--- START DATA ENTRIES ---

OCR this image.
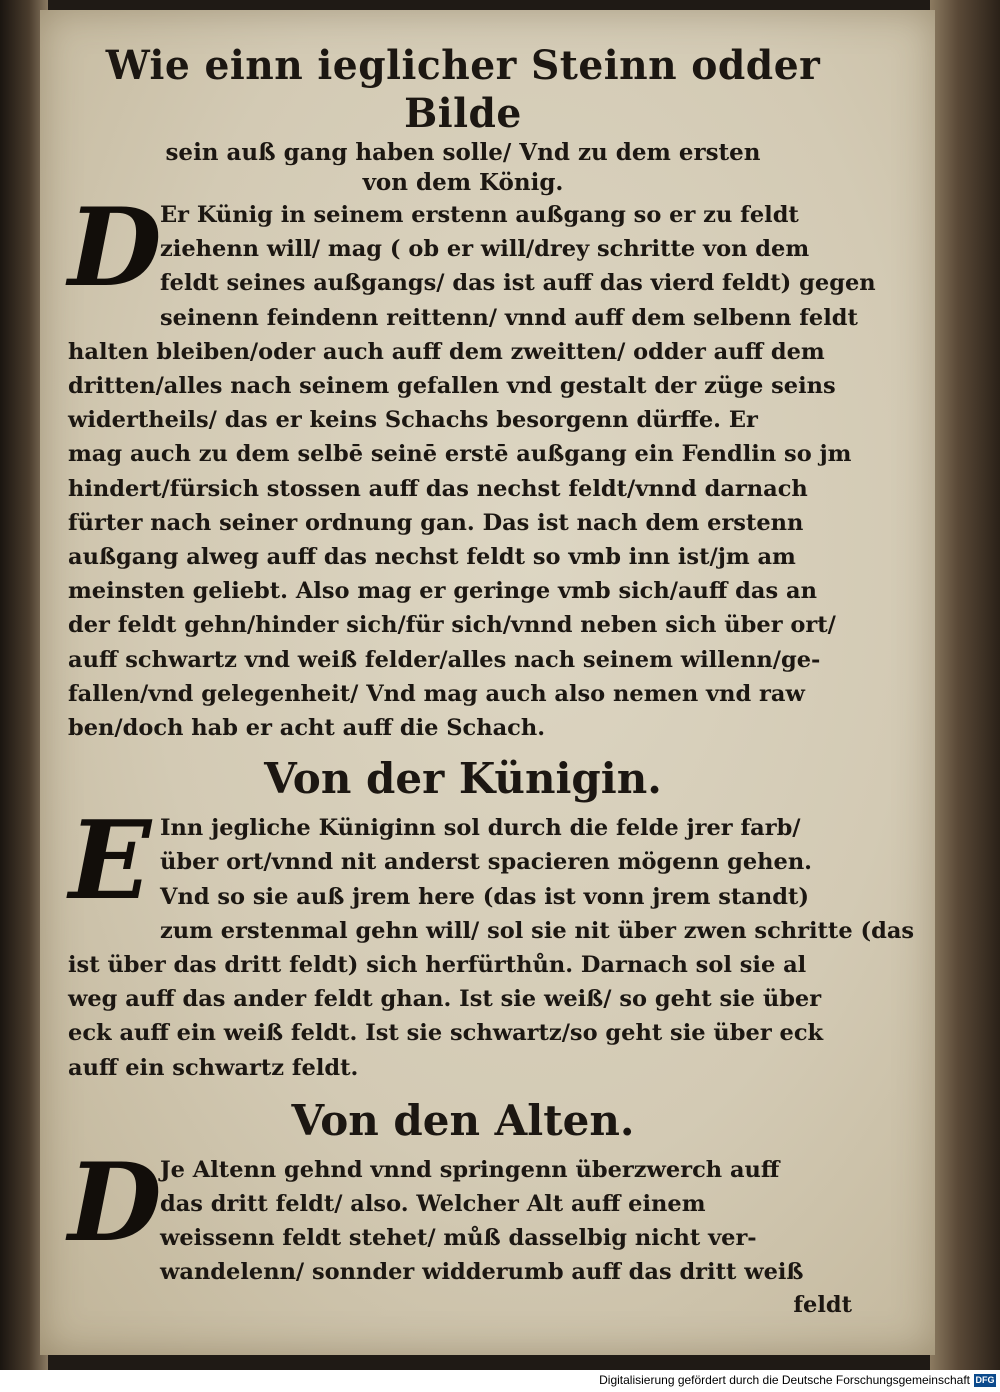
Wie einn ieglicher Steinn odder Bilde
sein auß gang haben solle/ Vnd zu dem ersten
von dem König.
D

Er Künig in seinem erstenn außgang so er zu feldt
ziehenn will/ mag ( ob er will/drey schritte von dem
feldt seines außgangs/ das ist auff das vierd feldt) gegen
seinenn feindenn reittenn/ vnnd auff dem selbenn feldt
halten bleiben/oder auch auff dem zweitten/ odder auff dem
dritten/alles nach seinem gefallen vnd gestalt der züge seins
widertheils/ das er keins Schachs besorgenn dürffe. Er
mag auch zu dem selbē seinē erstē außgang ein Fendlin so jm
hindert/fürsich stossen auff das nechst feldt/vnnd darnach
fürter nach seiner ordnung gan. Das ist nach dem erstenn
außgang alweg auff das nechst feldt so vmb inn ist/jm am
meinsten geliebt. Also mag er geringe vmb sich/auff das an
der feldt gehn/hinder sich/für sich/vnnd neben sich über ort/
auff schwartz vnd weiß felder/alles nach seinem willenn/ge-
fallen/vnd gelegenheit/ Vnd mag auch also nemen vnd raw
ben/doch hab er acht auff die Schach.

Von der Künigin.
E Inn jegliche Küniginn sol durch die felde jrer farb/
über ort/vnnd nit anderst spacieren mögenn gehen.
Vnd so sie auß jrem here (das ist vonn jrem standt)
zum erstenmal gehn will/ sol sie nit über zwen schritte (das
ist über das dritt feldt) sich herfürthůn. Darnach sol sie al
weg auff das ander feldt ghan. Ist sie weiß/ so geht sie über
eck auff ein weiß feldt. Ist sie schwartz/so geht sie über eck
auff ein schwartz feldt.

Von den Alten.
D

Je Altenn gehnd vnnd springenn überzwerch auff
das dritt feldt/ also. Welcher Alt auff einem
weissenn feldt stehet/ můß dasselbig nicht ver-
wandelenn/ sonnder widderumb auff das dritt weiß

feldt
Digitalisierung gefördert durch die Deutsche Forschungsgemeinschaft DFG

--- END DATA ENTRIES ---

PROBLEM: Return the listing above in full and without alteration, excluding its pictures.

RESPONSE TO THE TASK:
OCR this image.
Wie einn ieglicher Steinn odder Bilde
sein auß gang haben solle/ Vnd zu dem ersten
von dem König.
D

Er Künig in seinem erstenn außgang so er zu feldt
ziehenn will/ mag ( ob er will/drey schritte von dem
feldt seines außgangs/ das ist auff das vierd feldt) gegen
seinenn feindenn reittenn/ vnnd auff dem selbenn feldt
halten bleiben/oder auch auff dem zweitten/ odder auff dem
dritten/alles nach seinem gefallen vnd gestalt der züge seins
widertheils/ das er keins Schachs besorgenn dürffe. Er
mag auch zu dem selbē seinē erstē außgang ein Fendlin so jm
hindert/fürsich stossen auff das nechst feldt/vnnd darnach
fürter nach seiner ordnung gan. Das ist nach dem erstenn
außgang alweg auff das nechst feldt so vmb inn ist/jm am
meinsten geliebt. Also mag er geringe vmb sich/auff das an
der feldt gehn/hinder sich/für sich/vnnd neben sich über ort/
auff schwartz vnd weiß felder/alles nach seinem willenn/ge-
fallen/vnd gelegenheit/ Vnd mag auch also nemen vnd raw
ben/doch hab er acht auff die Schach.

Von der Künigin.
E Inn jegliche Küniginn sol durch die felde jrer farb/
über ort/vnnd nit anderst spacieren mögenn gehen.
Vnd so sie auß jrem here (das ist vonn jrem standt)
zum erstenmal gehn will/ sol sie nit über zwen schritte (das
ist über das dritt feldt) sich herfürthůn. Darnach sol sie al
weg auff das ander feldt ghan. Ist sie weiß/ so geht sie über
eck auff ein weiß feldt. Ist sie schwartz/so geht sie über eck
auff ein schwartz feldt.

Von den Alten.
D

Je Altenn gehnd vnnd springenn überzwerch auff
das dritt feldt/ also. Welcher Alt auff einem
weissenn feldt stehet/ můß dasselbig nicht ver-
wandelenn/ sonnder widderumb auff das dritt weiß

feldt
Digitalisierung gefördert durch die Deutsche Forschungsgemeinschaft DFG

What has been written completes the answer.